- **What you are asked to do**
Pick out each line below containing "label".

── Entries

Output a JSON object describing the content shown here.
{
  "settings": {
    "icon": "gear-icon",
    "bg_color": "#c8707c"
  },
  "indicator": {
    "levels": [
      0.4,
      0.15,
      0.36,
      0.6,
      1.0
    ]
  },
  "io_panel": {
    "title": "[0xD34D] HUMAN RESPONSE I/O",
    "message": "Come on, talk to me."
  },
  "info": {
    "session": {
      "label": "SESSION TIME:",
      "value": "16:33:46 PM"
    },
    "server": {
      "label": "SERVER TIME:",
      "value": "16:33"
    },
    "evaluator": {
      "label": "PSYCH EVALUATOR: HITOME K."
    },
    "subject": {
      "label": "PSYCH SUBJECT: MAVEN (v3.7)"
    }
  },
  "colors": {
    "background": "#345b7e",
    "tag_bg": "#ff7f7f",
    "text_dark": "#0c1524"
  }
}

────

- **Answer below**
      "label": "SESSION TIME:",
      "label": "SERVER TIME:",
      "label": "PSYCH EVALUATOR: HITOME K."
      "label": "PSYCH SUBJECT: MAVEN (v3.7)"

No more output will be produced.